### 本文:
• • • •

次元門(Planar Gate)は次元間を連結する魔法の門や通路のことである。
MTG黎明期には次元門を表現した「Planar Gate」というそのままな名称のカードがカードセット「レジェンド」に収録されている。
本記事では次元門の一般的な解説を行い。カードの「Planar Gate」やその他の次元門カード(ファイレクシアの門発生装置および大修復後の次元橋)について登場作品を絡めて紹介をしたい。
次元門の解説
次元門(Planar Gate)とは異なる次元と次元を繋ぐ魔法の門、あるいは、異世界から何かを運んでくる通路のことである。「ゲイト(Gate)」や「ポータル(Portal)」などとも呼ばれる。
この手の次元門はかつてのMTGストーリーでは定番の存在であった。装置や魔法で生成したり、自然な次元間連結現象としてよく登場していた。
自然現象としての次元門の例の1つがドミナリア次元ティヴァン砂漠にあったラバイア次元につながる竜巻状のポータルである。
AR4500年の大修復で多元宇宙の法則が変化したことで全ての次元門は消失した。AR4560年現在で機能している特殊な例として次元橋(Planar Bridge)がある。

• • • •

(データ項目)

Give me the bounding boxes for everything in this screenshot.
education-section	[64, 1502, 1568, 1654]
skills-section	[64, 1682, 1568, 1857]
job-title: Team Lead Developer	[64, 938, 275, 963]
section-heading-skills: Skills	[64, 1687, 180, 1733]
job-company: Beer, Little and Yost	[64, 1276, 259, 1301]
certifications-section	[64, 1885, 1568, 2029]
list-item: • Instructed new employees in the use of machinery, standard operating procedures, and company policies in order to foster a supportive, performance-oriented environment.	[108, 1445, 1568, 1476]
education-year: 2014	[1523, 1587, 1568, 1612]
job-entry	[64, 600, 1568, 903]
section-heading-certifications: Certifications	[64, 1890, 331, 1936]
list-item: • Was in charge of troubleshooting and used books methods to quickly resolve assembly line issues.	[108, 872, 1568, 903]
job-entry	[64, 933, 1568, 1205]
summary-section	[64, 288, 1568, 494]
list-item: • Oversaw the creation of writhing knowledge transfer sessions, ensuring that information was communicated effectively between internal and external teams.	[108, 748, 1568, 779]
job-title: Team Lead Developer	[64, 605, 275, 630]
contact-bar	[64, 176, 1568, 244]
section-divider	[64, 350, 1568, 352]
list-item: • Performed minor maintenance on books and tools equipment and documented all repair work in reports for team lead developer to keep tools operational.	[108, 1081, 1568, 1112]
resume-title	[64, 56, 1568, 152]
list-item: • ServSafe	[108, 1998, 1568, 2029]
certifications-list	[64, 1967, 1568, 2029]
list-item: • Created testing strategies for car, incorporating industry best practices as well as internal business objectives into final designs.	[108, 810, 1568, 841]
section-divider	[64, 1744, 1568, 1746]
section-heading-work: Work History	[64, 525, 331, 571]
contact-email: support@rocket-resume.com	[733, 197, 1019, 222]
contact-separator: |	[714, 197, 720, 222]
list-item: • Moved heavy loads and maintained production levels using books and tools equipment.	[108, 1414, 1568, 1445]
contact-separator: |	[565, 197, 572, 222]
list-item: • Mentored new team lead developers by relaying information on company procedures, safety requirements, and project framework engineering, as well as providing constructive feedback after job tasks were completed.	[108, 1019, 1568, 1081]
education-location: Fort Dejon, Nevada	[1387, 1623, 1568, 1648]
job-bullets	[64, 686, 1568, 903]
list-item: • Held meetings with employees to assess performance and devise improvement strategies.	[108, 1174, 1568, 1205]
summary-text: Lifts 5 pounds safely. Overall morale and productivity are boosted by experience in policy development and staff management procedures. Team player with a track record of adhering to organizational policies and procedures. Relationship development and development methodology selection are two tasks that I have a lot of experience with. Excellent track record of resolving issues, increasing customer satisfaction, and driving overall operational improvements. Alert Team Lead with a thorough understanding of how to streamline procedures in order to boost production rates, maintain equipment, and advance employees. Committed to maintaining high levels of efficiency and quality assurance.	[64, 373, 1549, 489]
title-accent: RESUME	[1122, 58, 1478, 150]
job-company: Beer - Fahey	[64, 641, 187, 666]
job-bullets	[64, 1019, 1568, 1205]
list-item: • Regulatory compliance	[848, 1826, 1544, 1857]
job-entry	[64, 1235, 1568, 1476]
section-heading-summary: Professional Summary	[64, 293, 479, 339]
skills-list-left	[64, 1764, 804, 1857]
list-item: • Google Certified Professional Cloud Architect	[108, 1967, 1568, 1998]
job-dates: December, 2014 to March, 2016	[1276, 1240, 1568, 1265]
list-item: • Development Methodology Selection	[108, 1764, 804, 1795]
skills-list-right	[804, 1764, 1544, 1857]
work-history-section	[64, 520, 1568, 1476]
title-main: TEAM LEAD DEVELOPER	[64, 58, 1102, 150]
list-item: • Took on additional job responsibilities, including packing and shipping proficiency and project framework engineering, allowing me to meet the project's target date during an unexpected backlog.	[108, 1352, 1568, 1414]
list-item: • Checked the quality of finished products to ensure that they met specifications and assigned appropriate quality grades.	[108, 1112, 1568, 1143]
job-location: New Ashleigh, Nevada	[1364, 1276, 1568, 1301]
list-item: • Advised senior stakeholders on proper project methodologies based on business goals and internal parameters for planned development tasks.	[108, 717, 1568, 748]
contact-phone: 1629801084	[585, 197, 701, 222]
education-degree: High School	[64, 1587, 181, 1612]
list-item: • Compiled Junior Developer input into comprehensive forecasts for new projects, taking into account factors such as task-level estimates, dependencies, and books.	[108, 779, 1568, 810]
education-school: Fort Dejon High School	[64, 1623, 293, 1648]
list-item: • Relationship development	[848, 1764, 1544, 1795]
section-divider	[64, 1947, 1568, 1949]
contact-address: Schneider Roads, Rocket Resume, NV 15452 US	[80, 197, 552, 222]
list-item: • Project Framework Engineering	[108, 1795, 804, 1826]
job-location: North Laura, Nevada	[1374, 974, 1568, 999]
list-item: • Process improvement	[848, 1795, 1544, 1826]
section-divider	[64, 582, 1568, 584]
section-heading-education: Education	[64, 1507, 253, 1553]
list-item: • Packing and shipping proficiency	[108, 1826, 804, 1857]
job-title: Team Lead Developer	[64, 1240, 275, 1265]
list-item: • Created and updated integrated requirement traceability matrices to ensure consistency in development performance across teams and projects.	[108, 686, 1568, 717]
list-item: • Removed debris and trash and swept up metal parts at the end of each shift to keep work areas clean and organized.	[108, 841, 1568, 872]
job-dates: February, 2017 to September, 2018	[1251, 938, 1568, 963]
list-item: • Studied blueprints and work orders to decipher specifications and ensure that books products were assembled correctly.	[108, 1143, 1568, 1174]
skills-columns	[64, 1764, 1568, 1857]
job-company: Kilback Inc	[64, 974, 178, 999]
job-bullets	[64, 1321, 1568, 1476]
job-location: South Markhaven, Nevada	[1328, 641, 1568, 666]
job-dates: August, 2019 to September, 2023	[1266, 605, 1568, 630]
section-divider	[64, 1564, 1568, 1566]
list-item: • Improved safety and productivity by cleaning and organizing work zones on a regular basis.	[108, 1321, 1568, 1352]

• • • •

### 取り組む作業:
**A)** 次元門に関する本文について、次の問いに答えてください。
(i) 次元門は「ゲイト(Gate)」のほかに何と呼ばれていますか?
(ii) 「Planar Gate」というカードが収録されたカードセットはどれですか?
(iii) 全ての次元門が消失したのは、何年の何という出来事によるものですか?
**B)** 次元門に関する本文の続きを書いてください。
項目は本文とは関係のない別の資料です。

### 課題別の回答:
**A)**
(i) ポータル(Portal)
(ii) レジェンド
(iii) AR4500年の大修復

**B)**
Planar Gate
Nireya reached through the Gate, sensing the energies trapped beyond.
ニレヤはあちら側に封じられたエネルギーを感じ取りつつ、門の中へと手を伸ばした。
引用:Planar Gateのフレイバー・テキスト
上が英語原文。下が私家訳
「Planar Gate」すなわち「次元門」はカードセット「レジェンド」収録のアーティファクト・カードである。
次元を連結する存在・現象を1枚のカードとして表現した、MTG黎明期のカードがこの「Planar Gate」である。このカードでは、これ自体が異界からのクリーチャーを呼び出さないものの、召喚呪文のコストを低減してサポートするメカニズムによって異界に開かれた門を表現している。
ストーリー作品において、特にこのカード「Planar Gate」自体に言及しているのはコミック版フォールン・エンパイアvol.2がある。コミックの最後で、テヴェシュ・ザット(Tevesh Szat)はオークとゴブリンの軍勢を魔法で召喚してモントフォードの街を攻め滅ぼしているが、巻末解説でPlanar Gate経由だと解説されている。
ファイレクシア関係の次元門カード
この「Planar Gate」の他にも次元門の類をカードとして表現したものは複数存在している。
初期のMTGのストーリーでは、次元間侵略者であるファイレクシアが長年にわたる悪役として出続けていたために次元門カードはファイレクシア関係のものがかなり多い。1ここでいくつか選んで紹介しよう。
Gate to Phyrexia
“The warm rain of grease on my face immediately made it clear I had entered Phyrexia.”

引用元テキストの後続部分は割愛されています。